:: What this task involves ::
Every line with the word "color" in it should be extracted from the data that follows.

:: Excerpts from a figure dataset ::
--------------------
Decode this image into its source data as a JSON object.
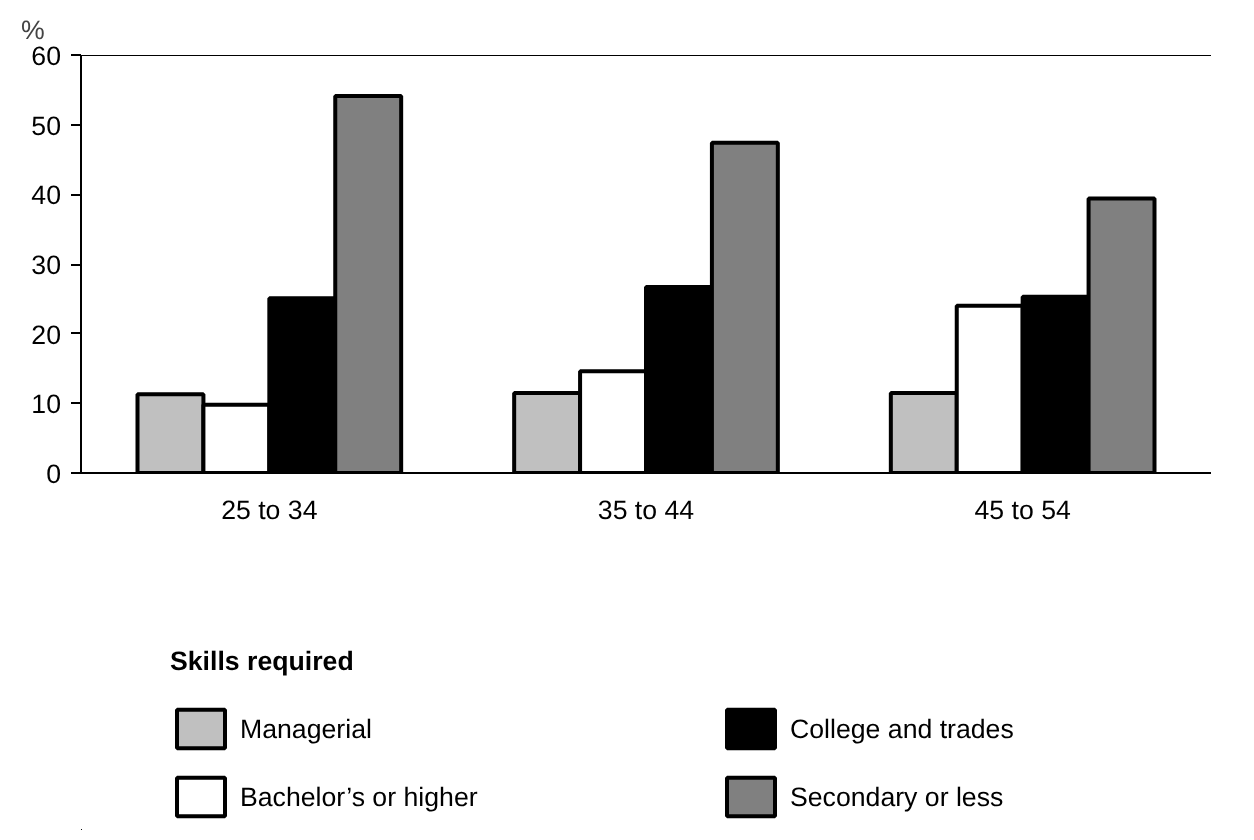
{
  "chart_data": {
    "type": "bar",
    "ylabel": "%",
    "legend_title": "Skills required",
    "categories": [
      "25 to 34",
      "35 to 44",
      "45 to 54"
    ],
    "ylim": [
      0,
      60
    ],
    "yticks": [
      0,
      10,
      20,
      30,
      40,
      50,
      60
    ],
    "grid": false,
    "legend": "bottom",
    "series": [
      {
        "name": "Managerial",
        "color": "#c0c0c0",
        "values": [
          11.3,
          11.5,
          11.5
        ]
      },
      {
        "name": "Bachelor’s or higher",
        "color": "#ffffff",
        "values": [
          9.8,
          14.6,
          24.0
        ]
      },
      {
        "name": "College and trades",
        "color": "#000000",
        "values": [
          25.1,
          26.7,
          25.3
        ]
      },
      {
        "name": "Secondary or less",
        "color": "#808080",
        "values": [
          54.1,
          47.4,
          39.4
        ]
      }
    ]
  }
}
--------------------
:: Finished exercise ::
        "color": "#c0c0c0",
        "color": "#ffffff",
        "color": "#000000",
        "color": "#808080",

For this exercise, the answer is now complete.